:: Problem to work on ::
Copy out the listing in full, exactly as written, but not its pictures.

------------------------

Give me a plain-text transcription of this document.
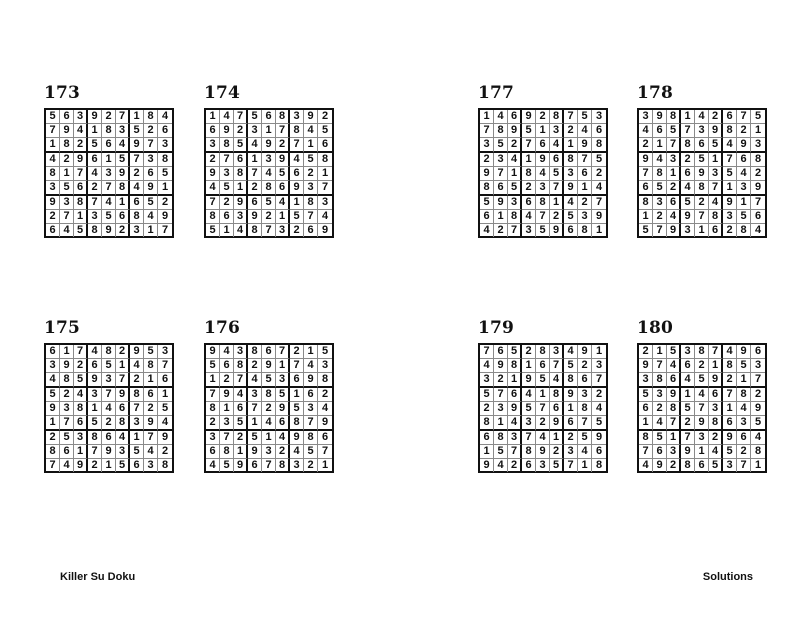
173
5 6 3 9 2 7 1 8 4
7 9 4 1 8 3 5 2 6
1 8 2 5 6 4 9 7 3
4 2 9 6 1 5 7 3 8
8 1 7 4 3 9 2 6 5
3 5 6 2 7 8 4 9 1
9 3 8 7 4 1 6 5 2
2 7 1 3 5 6 8 4 9
6 4 5 8 9 2 3 1 7
174
1 4 7 5 6 8 3 9 2
6 9 2 3 1 7 8 4 5
3 8 5 4 9 2 7 1 6
2 7 6 1 3 9 4 5 8
9 3 8 7 4 5 6 2 1
4 5 1 2 8 6 9 3 7
7 2 9 6 5 4 1 8 3
8 6 3 9 2 1 5 7 4
5 1 4 8 7 3 2 6 9
175
6 1 7 4 8 2 9 5 3
3 9 2 6 5 1 4 8 7
4 8 5 9 3 7 2 1 6
5 2 4 3 7 9 8 6 1
9 3 8 1 4 6 7 2 5
1 7 6 5 2 8 3 9 4
2 5 3 8 6 4 1 7 9
8 6 1 7 9 3 5 4 2
7 4 9 2 1 5 6 3 8
176
9 4 3 8 6 7 2 1 5
5 6 8 2 9 1 7 4 3
1 2 7 4 5 3 6 9 8
7 9 4 3 8 5 1 6 2
8 1 6 7 2 9 5 3 4
2 3 5 1 4 6 8 7 9
3 7 2 5 1 4 9 8 6
6 8 1 9 3 2 4 5 7
4 5 9 6 7 8 3 2 1
177
1 4 6 9 2 8 7 5 3
7 8 9 5 1 3 2 4 6
3 5 2 7 6 4 1 9 8
2 3 4 1 9 6 8 7 5
9 7 1 8 4 5 3 6 2
8 6 5 2 3 7 9 1 4
5 9 3 6 8 1 4 2 7
6 1 8 4 7 2 5 3 9
4 2 7 3 5 9 6 8 1
178
3 9 8 1 4 2 6 7 5
4 6 5 7 3 9 8 2 1
2 1 7 8 6 5 4 9 3
9 4 3 2 5 1 7 6 8
7 8 1 6 9 3 5 4 2
6 5 2 4 8 7 1 3 9
8 3 6 5 2 4 9 1 7
1 2 4 9 7 8 3 5 6
5 7 9 3 1 6 2 8 4
179
7 6 5 2 8 3 4 9 1
4 9 8 1 6 7 5 2 3
3 2 1 9 5 4 8 6 7
5 7 6 4 1 8 9 3 2
2 3 9 5 7 6 1 8 4
8 1 4 3 2 9 6 7 5
6 8 3 7 4 1 2 5 9
1 5 7 8 9 2 3 4 6
9 4 2 6 3 5 7 1 8
180
2 1 5 3 8 7 4 9 6
9 7 4 6 2 1 8 5 3
3 8 6 4 5 9 2 1 7
5 3 9 1 4 6 7 8 2
6 2 8 5 7 3 1 4 9
1 4 7 2 9 8 6 3 5
8 5 1 7 3 2 9 6 4
7 6 3 9 1 4 5 2 8
4 9 2 8 6 5 3 7 1
Killer Su Doku	Solutions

------------------------

:: Complete response ::
Give me a plain-text transcription of this document.
173
5 6 3 9 2 7 1 8 4
7 9 4 1 8 3 5 2 6
1 8 2 5 6 4 9 7 3
4 2 9 6 1 5 7 3 8
8 1 7 4 3 9 2 6 5
3 5 6 2 7 8 4 9 1
9 3 8 7 4 1 6 5 2
2 7 1 3 5 6 8 4 9
6 4 5 8 9 2 3 1 7
174
1 4 7 5 6 8 3 9 2
6 9 2 3 1 7 8 4 5
3 8 5 4 9 2 7 1 6
2 7 6 1 3 9 4 5 8
9 3 8 7 4 5 6 2 1
4 5 1 2 8 6 9 3 7
7 2 9 6 5 4 1 8 3
8 6 3 9 2 1 5 7 4
5 1 4 8 7 3 2 6 9
175
6 1 7 4 8 2 9 5 3
3 9 2 6 5 1 4 8 7
4 8 5 9 3 7 2 1 6
5 2 4 3 7 9 8 6 1
9 3 8 1 4 6 7 2 5
1 7 6 5 2 8 3 9 4
2 5 3 8 6 4 1 7 9
8 6 1 7 9 3 5 4 2
7 4 9 2 1 5 6 3 8
176
9 4 3 8 6 7 2 1 5
5 6 8 2 9 1 7 4 3
1 2 7 4 5 3 6 9 8
7 9 4 3 8 5 1 6 2
8 1 6 7 2 9 5 3 4
2 3 5 1 4 6 8 7 9
3 7 2 5 1 4 9 8 6
6 8 1 9 3 2 4 5 7
4 5 9 6 7 8 3 2 1
177
1 4 6 9 2 8 7 5 3
7 8 9 5 1 3 2 4 6
3 5 2 7 6 4 1 9 8
2 3 4 1 9 6 8 7 5
9 7 1 8 4 5 3 6 2
8 6 5 2 3 7 9 1 4
5 9 3 6 8 1 4 2 7
6 1 8 4 7 2 5 3 9
4 2 7 3 5 9 6 8 1
178
3 9 8 1 4 2 6 7 5
4 6 5 7 3 9 8 2 1
2 1 7 8 6 5 4 9 3
9 4 3 2 5 1 7 6 8
7 8 1 6 9 3 5 4 2
6 5 2 4 8 7 1 3 9
8 3 6 5 2 4 9 1 7
1 2 4 9 7 8 3 5 6
5 7 9 3 1 6 2 8 4
179
7 6 5 2 8 3 4 9 1
4 9 8 1 6 7 5 2 3
3 2 1 9 5 4 8 6 7
5 7 6 4 1 8 9 3 2
2 3 9 5 7 6 1 8 4
8 1 4 3 2 9 6 7 5
6 8 3 7 4 1 2 5 9
1 5 7 8 9 2 3 4 6
9 4 2 6 3 5 7 1 8
180
2 1 5 3 8 7 4 9 6
9 7 4 6 2 1 8 5 3
3 8 6 4 5 9 2 1 7
5 3 9 1 4 6 7 8 2
6 2 8 5 7 3 1 4 9
1 4 7 2 9 8 6 3 5
8 5 1 7 3 2 9 6 4
7 6 3 9 1 4 5 2 8
4 9 2 8 6 5 3 7 1
Killer Su Doku	Solutions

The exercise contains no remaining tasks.